# Exercise
Leave out the pictures, then reproduce the rest of the material exactly.

# Provided data
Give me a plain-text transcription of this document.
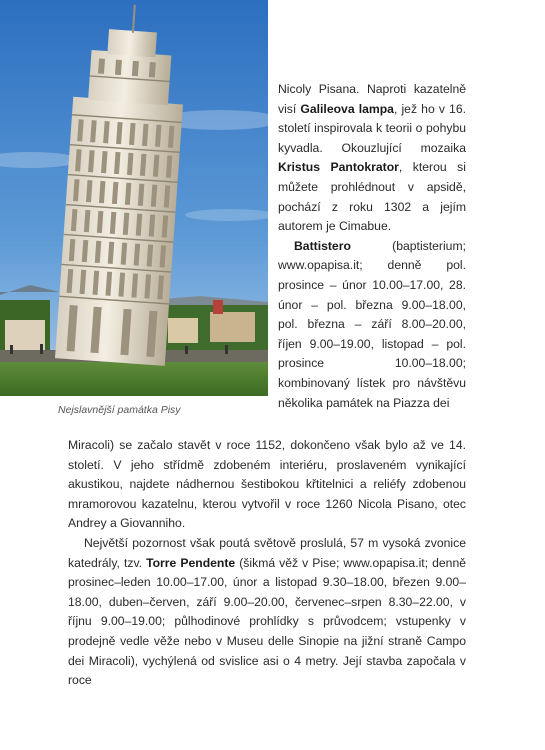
Nejslavnější památka Pisy

Nicoly Pisana. Naproti kazatelně visí Galileova lampa, jež ho v 16. století inspirovala k teorii o pohybu kyvadla. Okouzlující mozaika Kristus Pantokrator, kterou si můžete prohlédnout v apsidě, pochází z roku 1302 a jejím autorem je Cimabue.

Battistero (baptisterium; www.opapisa.it; denně pol. prosince – únor 10.00–17.00, 28. únor – pol. března 9.00–18.00, pol. března – září 8.00–20.00, říjen 9.00–19.00, listopad – pol. prosince 10.00–18.00; kombinovaný lístek pro návštěvu několika památek na Piazza dei

Miracoli) se začalo stavět v roce 1152, dokončeno však bylo až ve 14. století. V jeho střídmě zdobeném interiéru, proslaveném vynikající akustikou, najdete nádhernou šestibokou křtitelnici a reliéfy zdobenou mramorovou kazatelnu, kterou vytvořil v roce 1260 Nicola Pisano, otec Andrey a Giovanniho.

Největší pozornost však poutá světově proslulá, 57 m vysoká zvonice katedrály, tzv. Torre Pendente (šikmá věž v Pise; www.opapisa.it; denně prosinec–leden 10.00–17.00, únor a listopad 9.30–18.00, březen 9.00–18.00, duben–červen, září 9.00–20.00, červenec–srpen 8.30–22.00, v říjnu 9.00–19.00; půlhodinové prohlídky s průvodcem; vstupenky v prodejně vedle věže nebo v Museu delle Sinopie na jižní straně Campo dei Miracoli), vychýlená od svislice asi o 4 metry. Její stavba započala v roce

# Result
Give me a plain-text transcription of this document.
Nejslavnější památka Pisy

Nicoly Pisana. Naproti kazatelně visí Galileova lampa, jež ho v 16. století inspirovala k teorii o pohybu kyvadla. Okouzlující mozaika Kristus Pantokrator, kterou si můžete prohlédnout v apsidě, pochází z roku 1302 a jejím autorem je Cimabue.

Battistero (baptisterium; www.opapisa.it; denně pol. prosince – únor 10.00–17.00, 28. únor – pol. března 9.00–18.00, pol. března – září 8.00–20.00, říjen 9.00–19.00, listopad – pol. prosince 10.00–18.00; kombinovaný lístek pro návštěvu několika památek na Piazza dei

Miracoli) se začalo stavět v roce 1152, dokončeno však bylo až ve 14. století. V jeho střídmě zdobeném interiéru, proslaveném vynikající akustikou, najdete nádhernou šestibokou křtitelnici a reliéfy zdobenou mramorovou kazatelnu, kterou vytvořil v roce 1260 Nicola Pisano, otec Andrey a Giovanniho.

Největší pozornost však poutá světově proslulá, 57 m vysoká zvonice katedrály, tzv. Torre Pendente (šikmá věž v Pise; www.opapisa.it; denně prosinec–leden 10.00–17.00, únor a listopad 9.30–18.00, březen 9.00–18.00, duben–červen, září 9.00–20.00, červenec–srpen 8.30–22.00, v říjnu 9.00–19.00; půlhodinové prohlídky s průvodcem; vstupenky v prodejně vedle věže nebo v Museu delle Sinopie na jižní straně Campo dei Miracoli), vychýlená od svislice asi o 4 metry. Její stavba započala v roce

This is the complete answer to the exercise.